Data records
-*-
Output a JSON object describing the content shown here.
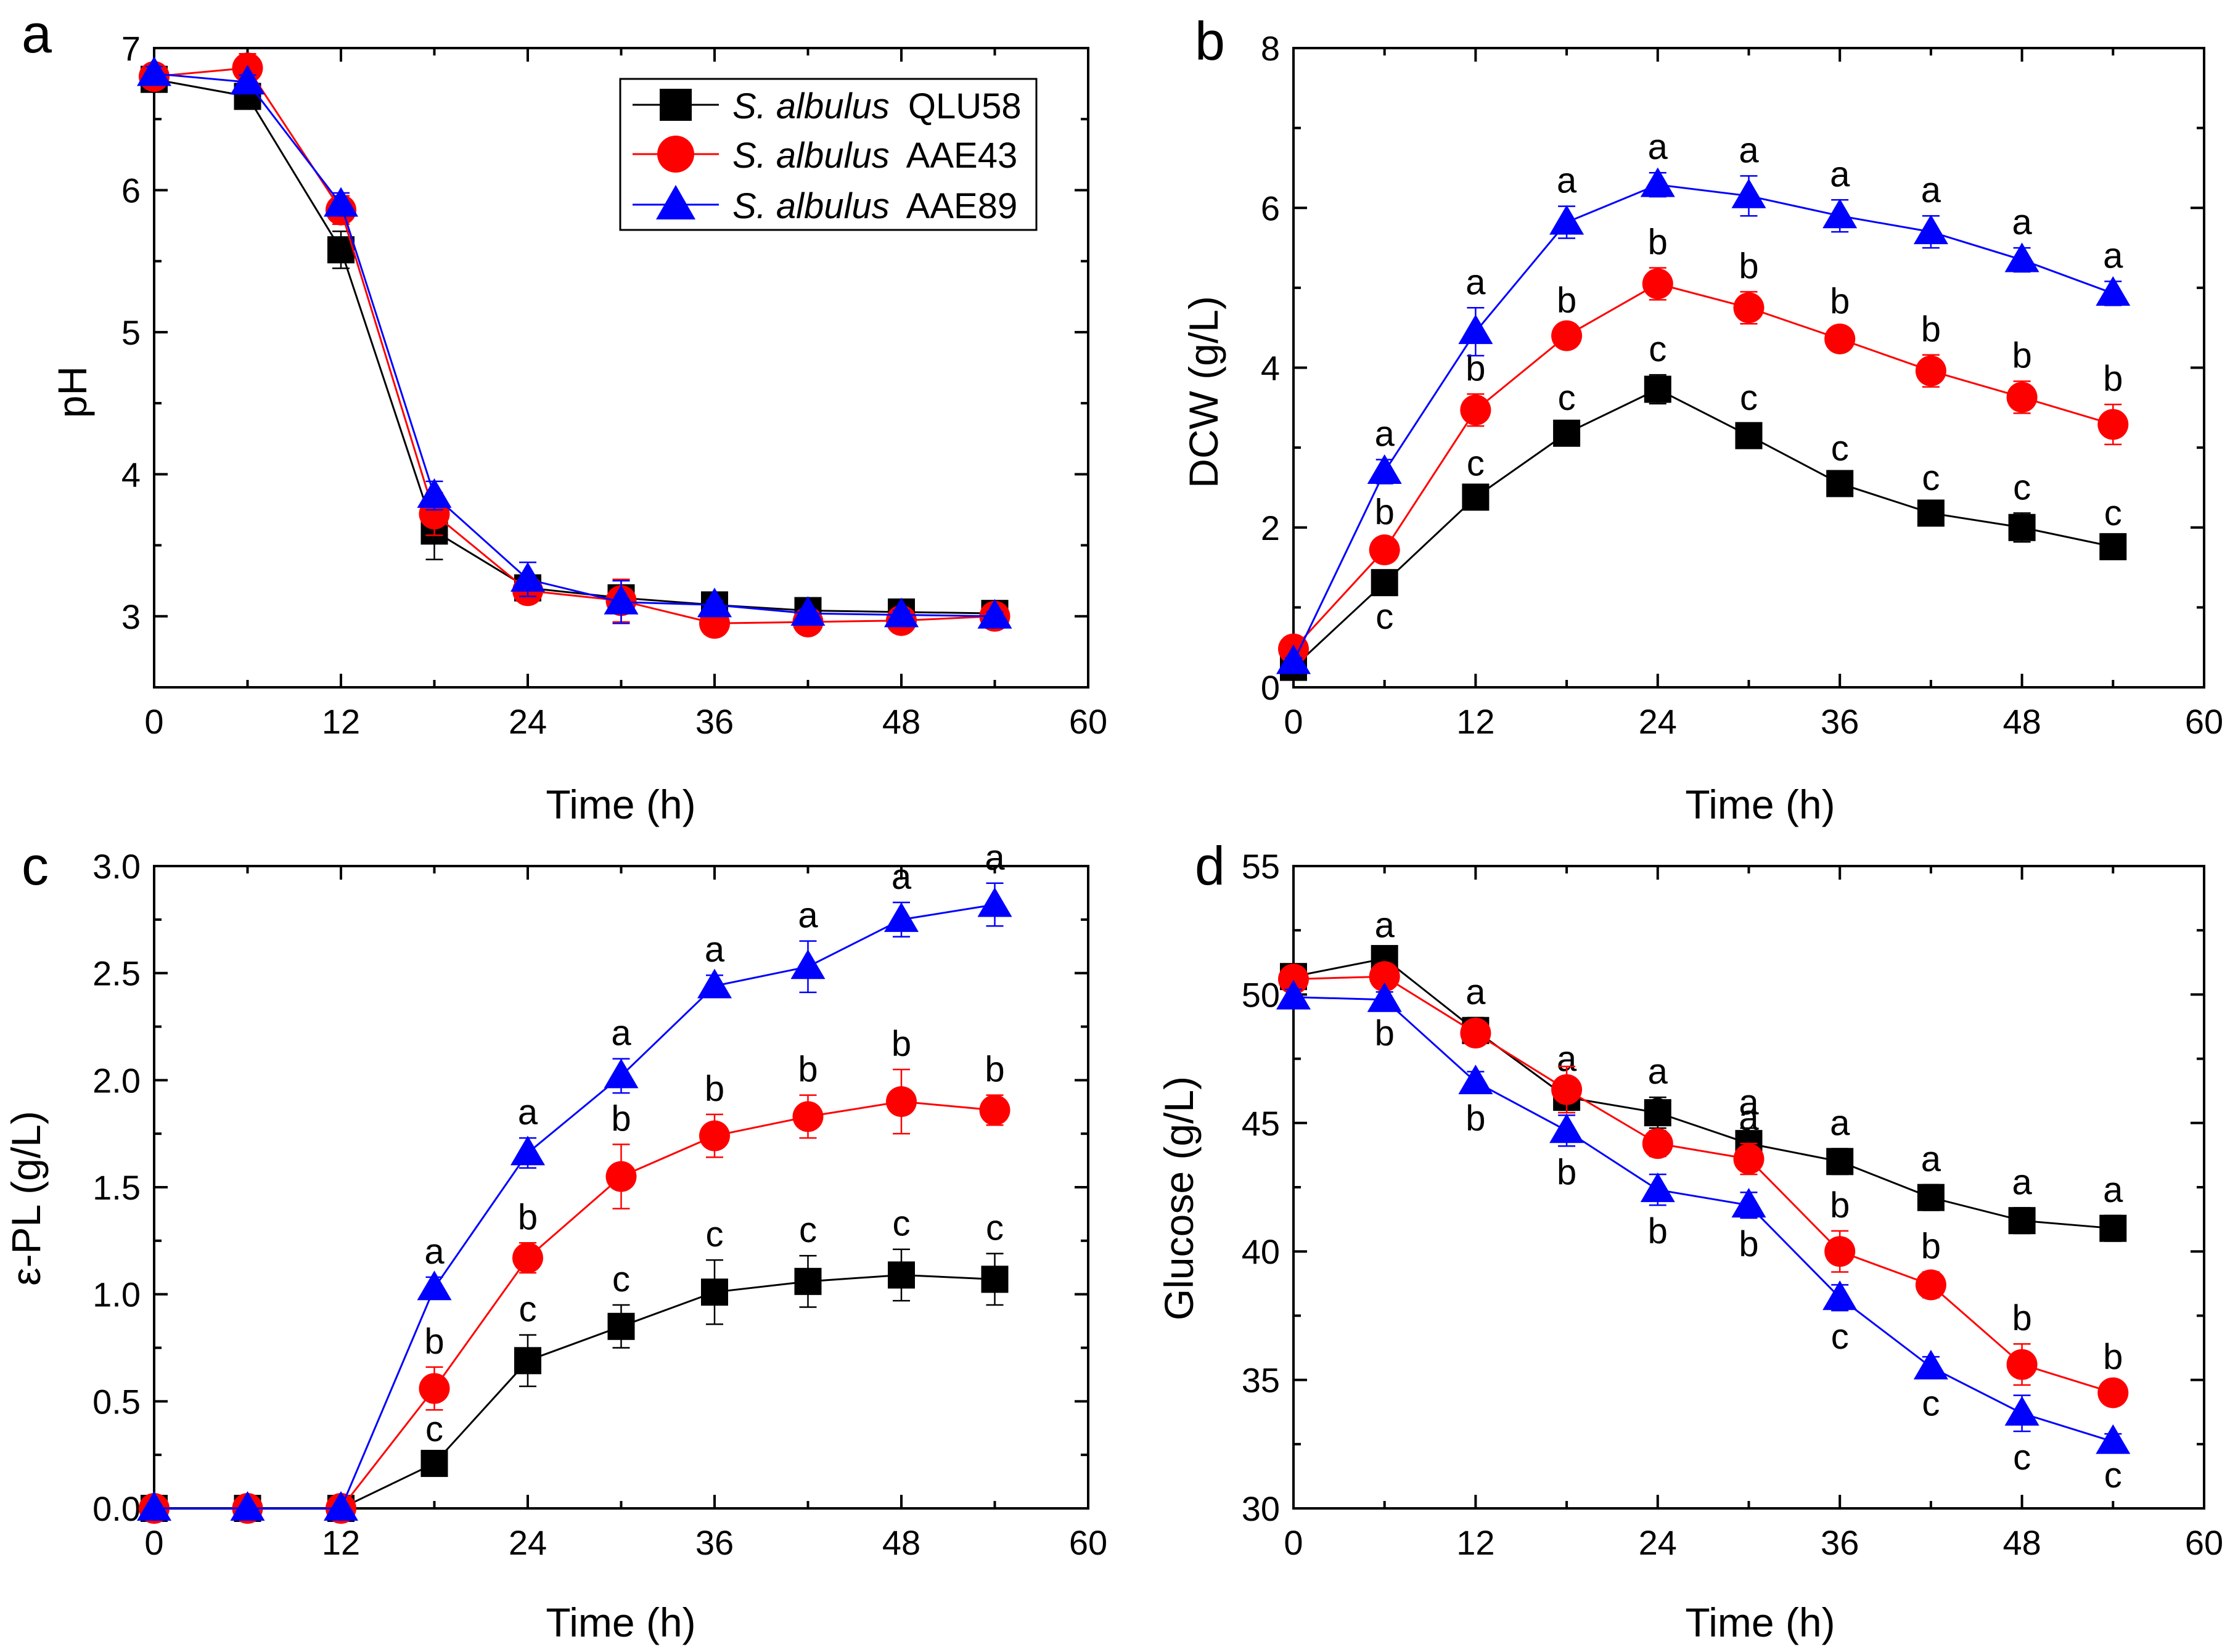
{
  "colors": {
    "QLU58": "#000000",
    "AAE43": "#ff0000",
    "AAE89": "#0000ff"
  },
  "legend": [
    {
      "italic": "S. albulus",
      "strain": "QLU58",
      "marker": "square"
    },
    {
      "italic": "S. albulus",
      "strain": "AAE43",
      "marker": "circle"
    },
    {
      "italic": "S. albulus",
      "strain": "AAE89",
      "marker": "triangle"
    }
  ],
  "chart_data": [
    {
      "panel": "a",
      "type": "line",
      "xlabel": "Time (h)",
      "ylabel": "pH",
      "xlim": [
        0,
        60
      ],
      "ylim": [
        2.5,
        7
      ],
      "xticks": [
        0,
        12,
        24,
        36,
        48,
        60
      ],
      "yticks": [
        3,
        4,
        5,
        6,
        7
      ],
      "legend_position": "top-right",
      "x": [
        0,
        6,
        12,
        18,
        24,
        30,
        36,
        42,
        48,
        54
      ],
      "series": [
        {
          "name": "QLU58",
          "marker": "square",
          "values": [
            6.78,
            6.66,
            5.58,
            3.6,
            3.2,
            3.13,
            3.08,
            3.04,
            3.03,
            3.02
          ],
          "errors": [
            0.05,
            0.05,
            0.13,
            0.2,
            0.08,
            0.06,
            0.04,
            0.03,
            0.03,
            0.03
          ],
          "labels": []
        },
        {
          "name": "AAE43",
          "marker": "circle",
          "values": [
            6.8,
            6.86,
            5.86,
            3.72,
            3.18,
            3.11,
            2.95,
            2.96,
            2.97,
            3.0
          ],
          "errors": [
            0.05,
            0.1,
            0.1,
            0.15,
            0.08,
            0.15,
            0.03,
            0.03,
            0.03,
            0.03
          ],
          "labels": []
        },
        {
          "name": "AAE89",
          "marker": "triangle",
          "values": [
            6.82,
            6.76,
            5.9,
            3.85,
            3.26,
            3.1,
            3.08,
            3.02,
            3.01,
            3.0
          ],
          "errors": [
            0.05,
            0.05,
            0.08,
            0.1,
            0.12,
            0.15,
            0.03,
            0.03,
            0.03,
            0.03
          ],
          "labels": []
        }
      ]
    },
    {
      "panel": "b",
      "type": "line",
      "xlabel": "Time (h)",
      "ylabel": "DCW (g/L)",
      "xlim": [
        0,
        60
      ],
      "ylim": [
        0,
        8
      ],
      "xticks": [
        0,
        12,
        24,
        36,
        48,
        60
      ],
      "yticks": [
        0,
        2,
        4,
        6,
        8
      ],
      "x": [
        0,
        6,
        12,
        18,
        24,
        30,
        36,
        42,
        48,
        54
      ],
      "series": [
        {
          "name": "QLU58",
          "marker": "square",
          "values": [
            0.25,
            1.31,
            2.38,
            3.18,
            3.73,
            3.15,
            2.55,
            2.18,
            2.0,
            1.76
          ],
          "errors": [
            0.05,
            0.1,
            0.1,
            0.12,
            0.18,
            0.15,
            0.12,
            0.12,
            0.18,
            0.1
          ],
          "labels": [
            "",
            "c",
            "c",
            "c",
            "c",
            "c",
            "c",
            "c",
            "c",
            "c"
          ],
          "label_pos": [
            "above",
            "below",
            "above",
            "above",
            "above",
            "above",
            "above",
            "above",
            "above",
            "above"
          ]
        },
        {
          "name": "AAE43",
          "marker": "circle",
          "values": [
            0.48,
            1.72,
            3.47,
            4.4,
            5.05,
            4.75,
            4.36,
            3.96,
            3.63,
            3.29
          ],
          "errors": [
            0.05,
            0.15,
            0.2,
            0.12,
            0.2,
            0.2,
            0.15,
            0.2,
            0.2,
            0.25
          ],
          "labels": [
            "",
            "b",
            "b",
            "b",
            "b",
            "b",
            "b",
            "b",
            "b",
            "b"
          ],
          "label_pos": [
            "above",
            "above",
            "above",
            "above",
            "above",
            "above",
            "above",
            "above",
            "above",
            "above"
          ]
        },
        {
          "name": "AAE89",
          "marker": "triangle",
          "values": [
            0.32,
            2.7,
            4.45,
            5.82,
            6.29,
            6.15,
            5.9,
            5.7,
            5.35,
            4.93
          ],
          "errors": [
            0.05,
            0.15,
            0.3,
            0.2,
            0.15,
            0.25,
            0.2,
            0.2,
            0.15,
            0.15
          ],
          "labels": [
            "",
            "a",
            "a",
            "a",
            "a",
            "a",
            "a",
            "a",
            "a",
            "a"
          ],
          "label_pos": [
            "above",
            "above",
            "above",
            "above",
            "above",
            "above",
            "above",
            "above",
            "above",
            "above"
          ]
        }
      ]
    },
    {
      "panel": "c",
      "type": "line",
      "xlabel": "Time (h)",
      "ylabel": "ε-PL (g/L)",
      "xlim": [
        0,
        60
      ],
      "ylim": [
        0,
        3
      ],
      "xticks": [
        0,
        12,
        24,
        36,
        48,
        60
      ],
      "yticks": [
        0.0,
        0.5,
        1.0,
        1.5,
        2.0,
        2.5,
        3.0
      ],
      "ytick_labels": [
        "0.0",
        "0.5",
        "1.0",
        "1.5",
        "2.0",
        "2.5",
        "3.0"
      ],
      "x": [
        0,
        6,
        12,
        18,
        24,
        30,
        36,
        42,
        48,
        54
      ],
      "series": [
        {
          "name": "QLU58",
          "marker": "square",
          "values": [
            0,
            0,
            0,
            0.21,
            0.69,
            0.85,
            1.01,
            1.06,
            1.09,
            1.07
          ],
          "errors": [
            0,
            0,
            0,
            0.04,
            0.12,
            0.1,
            0.15,
            0.12,
            0.12,
            0.12
          ],
          "labels": [
            "",
            "",
            "",
            "c",
            "c",
            "c",
            "c",
            "c",
            "c",
            "c"
          ],
          "label_pos": [
            "above",
            "above",
            "above",
            "above",
            "above",
            "above",
            "above",
            "above",
            "above",
            "above"
          ]
        },
        {
          "name": "AAE43",
          "marker": "circle",
          "values": [
            0,
            0,
            0,
            0.56,
            1.17,
            1.55,
            1.74,
            1.83,
            1.9,
            1.86
          ],
          "errors": [
            0,
            0,
            0,
            0.1,
            0.07,
            0.15,
            0.1,
            0.1,
            0.15,
            0.07
          ],
          "labels": [
            "",
            "",
            "",
            "b",
            "b",
            "b",
            "b",
            "b",
            "b",
            "b"
          ],
          "label_pos": [
            "above",
            "above",
            "above",
            "above",
            "above",
            "above",
            "above",
            "above",
            "above",
            "above"
          ]
        },
        {
          "name": "AAE89",
          "marker": "triangle",
          "values": [
            0,
            0,
            0,
            1.03,
            1.66,
            2.02,
            2.44,
            2.53,
            2.75,
            2.82
          ],
          "errors": [
            0,
            0,
            0,
            0.05,
            0.07,
            0.08,
            0.05,
            0.12,
            0.08,
            0.1
          ],
          "labels": [
            "",
            "",
            "",
            "a",
            "a",
            "a",
            "a",
            "a",
            "a",
            "a"
          ],
          "label_pos": [
            "above",
            "above",
            "above",
            "above",
            "above",
            "above",
            "above",
            "above",
            "above",
            "above"
          ]
        }
      ]
    },
    {
      "panel": "d",
      "type": "line",
      "xlabel": "Time (h)",
      "ylabel": "Glucose (g/L)",
      "xlim": [
        0,
        60
      ],
      "ylim": [
        30,
        55
      ],
      "xticks": [
        0,
        12,
        24,
        36,
        48,
        60
      ],
      "yticks": [
        30,
        35,
        40,
        45,
        50,
        55
      ],
      "x": [
        0,
        6,
        12,
        18,
        24,
        30,
        36,
        42,
        48,
        54
      ],
      "series": [
        {
          "name": "QLU58",
          "marker": "square",
          "values": [
            50.7,
            51.4,
            48.6,
            46.0,
            45.4,
            44.2,
            43.5,
            42.1,
            41.2,
            40.9
          ],
          "errors": [
            0.3,
            0.3,
            0.5,
            0.5,
            0.6,
            0.6,
            0.5,
            0.5,
            0.5,
            0.5
          ],
          "labels": [
            "",
            "a",
            "a",
            "a",
            "a",
            "a",
            "a",
            "a",
            "a",
            "a"
          ],
          "label_pos": [
            "above",
            "above",
            "above",
            "above",
            "above",
            "above",
            "above",
            "above",
            "above",
            "above"
          ]
        },
        {
          "name": "AAE43",
          "marker": "circle",
          "values": [
            50.6,
            50.7,
            48.5,
            46.3,
            44.2,
            43.6,
            40.0,
            38.7,
            35.6,
            34.5
          ],
          "errors": [
            0.4,
            0.4,
            0.4,
            0.9,
            0.5,
            0.6,
            0.8,
            0.5,
            0.8,
            0.4
          ],
          "labels": [
            "",
            "",
            "",
            "",
            "a",
            "a",
            "b",
            "b",
            "b",
            "b"
          ],
          "label_pos": [
            "above",
            "above",
            "above",
            "above",
            "above",
            "above",
            "above",
            "above",
            "above",
            "above"
          ]
        },
        {
          "name": "AAE89",
          "marker": "triangle",
          "values": [
            49.9,
            49.8,
            46.6,
            44.7,
            42.4,
            41.8,
            38.2,
            35.5,
            33.7,
            32.6
          ],
          "errors": [
            0.3,
            0.3,
            0.4,
            0.6,
            0.6,
            0.5,
            0.5,
            0.4,
            0.7,
            0.3
          ],
          "labels": [
            "",
            "b",
            "b",
            "b",
            "b",
            "b",
            "c",
            "c",
            "c",
            "c"
          ],
          "label_pos": [
            "below",
            "below",
            "below",
            "below",
            "below",
            "below",
            "below",
            "below",
            "below",
            "below"
          ]
        }
      ]
    }
  ]
}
-*-
▸ DIRECTIVE: Which lines of the data above contain "ylabel"? Copy each one.

▸ TASK SOLUTION:
      "ylabel": "pH",
      "ylabel": "DCW (g/L)",
      "ylabel": "ε-PL (g/L)",
      "ylabel": "Glucose (g/L)",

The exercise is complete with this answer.